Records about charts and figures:
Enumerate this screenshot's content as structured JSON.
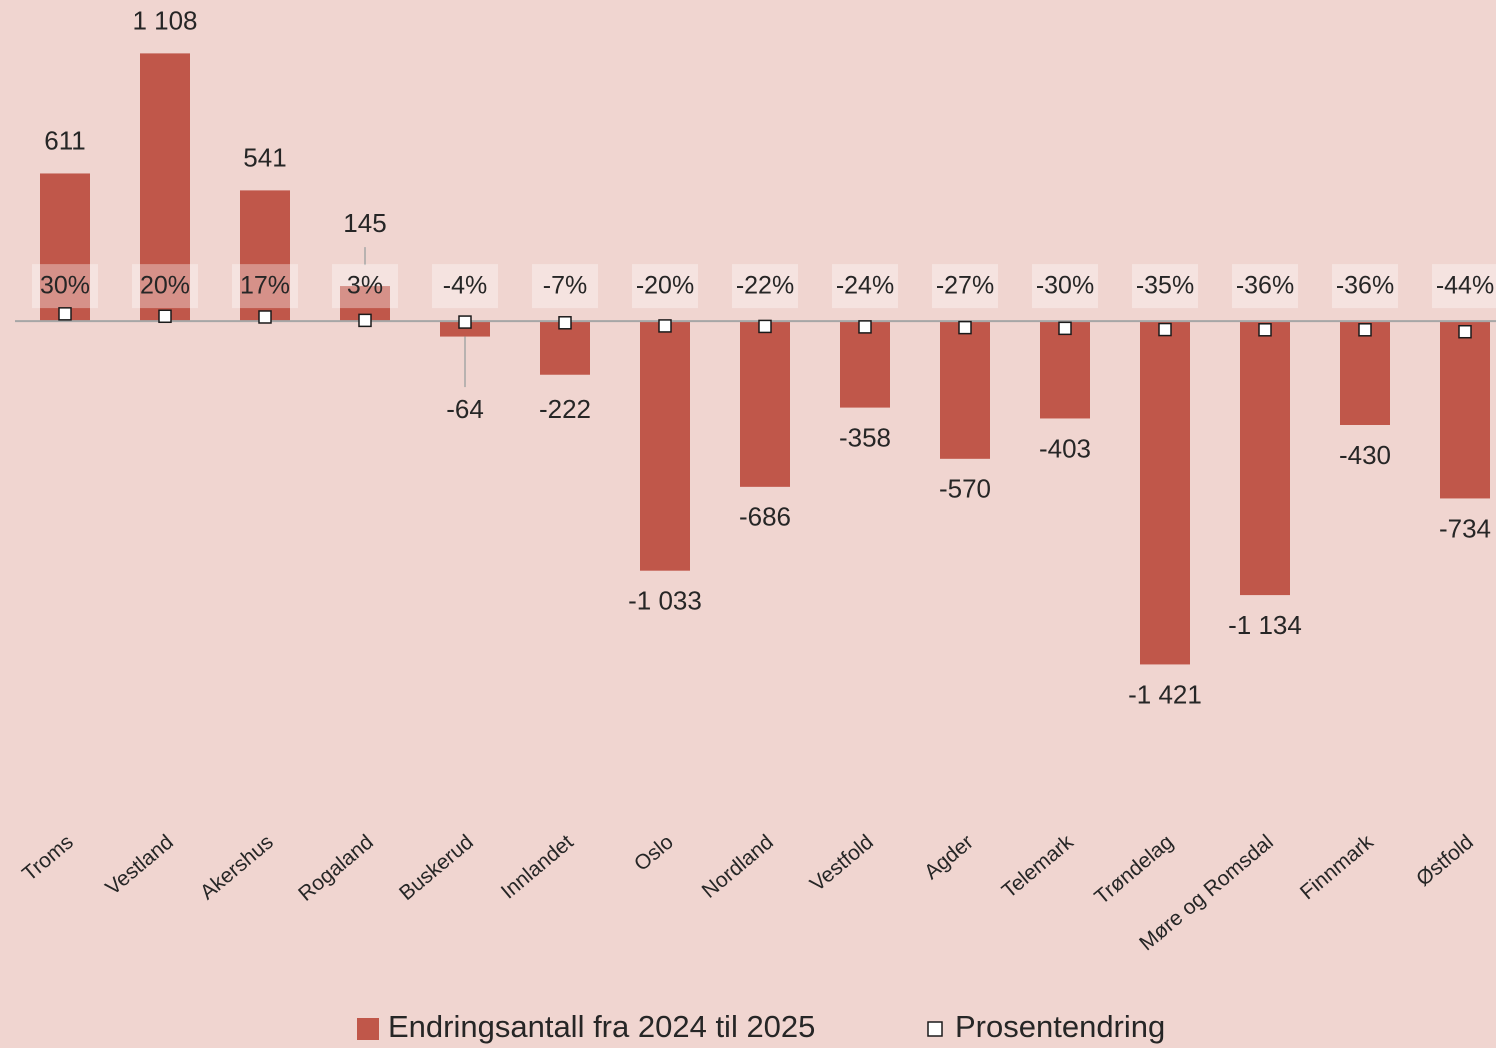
{
  "chart_data": {
    "type": "bar",
    "categories": [
      "Troms",
      "Vestland",
      "Akershus",
      "Rogaland",
      "Buskerud",
      "Innlandet",
      "Oslo",
      "Nordland",
      "Vestfold",
      "Agder",
      "Telemark",
      "Trøndelag",
      "Møre og Romsdal",
      "Finnmark",
      "Østfold"
    ],
    "series": [
      {
        "name": "Endringsantall fra 2024 til 2025",
        "type": "bar",
        "color": "#c0574a",
        "values": [
          611,
          1108,
          541,
          145,
          -64,
          -222,
          -1033,
          -686,
          -358,
          -570,
          -403,
          -1421,
          -1134,
          -430,
          -734
        ],
        "value_labels": [
          "611",
          "1 108",
          "541",
          "145",
          "-64",
          "-222",
          "-1 033",
          "-686",
          "-358",
          "-570",
          "-403",
          "-1 421",
          "-1 134",
          "-430",
          "-734"
        ]
      },
      {
        "name": "Prosentendring",
        "type": "scatter",
        "color": "#ffffff",
        "values": [
          30,
          20,
          17,
          3,
          -4,
          -7,
          -20,
          -22,
          -24,
          -27,
          -30,
          -35,
          -36,
          -36,
          -44
        ],
        "value_labels": [
          "30%",
          "20%",
          "17%",
          "3%",
          "-4%",
          "-7%",
          "-20%",
          "-22%",
          "-24%",
          "-27%",
          "-30%",
          "-35%",
          "-36%",
          "-36%",
          "-44%"
        ]
      }
    ],
    "ylim": [
      -1800,
      1300
    ],
    "legend": "bottom"
  }
}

▸ **Stated task**: Repeat the material above word for word and skip every image in it.

▸ **Reply to the task**:
Enumerate this screenshot's content as structured JSON.
{
  "chart_data": {
    "type": "bar",
    "categories": [
      "Troms",
      "Vestland",
      "Akershus",
      "Rogaland",
      "Buskerud",
      "Innlandet",
      "Oslo",
      "Nordland",
      "Vestfold",
      "Agder",
      "Telemark",
      "Trøndelag",
      "Møre og Romsdal",
      "Finnmark",
      "Østfold"
    ],
    "series": [
      {
        "name": "Endringsantall fra 2024 til 2025",
        "type": "bar",
        "color": "#c0574a",
        "values": [
          611,
          1108,
          541,
          145,
          -64,
          -222,
          -1033,
          -686,
          -358,
          -570,
          -403,
          -1421,
          -1134,
          -430,
          -734
        ],
        "value_labels": [
          "611",
          "1 108",
          "541",
          "145",
          "-64",
          "-222",
          "-1 033",
          "-686",
          "-358",
          "-570",
          "-403",
          "-1 421",
          "-1 134",
          "-430",
          "-734"
        ]
      },
      {
        "name": "Prosentendring",
        "type": "scatter",
        "color": "#ffffff",
        "values": [
          30,
          20,
          17,
          3,
          -4,
          -7,
          -20,
          -22,
          -24,
          -27,
          -30,
          -35,
          -36,
          -36,
          -44
        ],
        "value_labels": [
          "30%",
          "20%",
          "17%",
          "3%",
          "-4%",
          "-7%",
          "-20%",
          "-22%",
          "-24%",
          "-27%",
          "-30%",
          "-35%",
          "-36%",
          "-36%",
          "-44%"
        ]
      }
    ],
    "ylim": [
      -1800,
      1300
    ],
    "legend": "bottom"
  }
}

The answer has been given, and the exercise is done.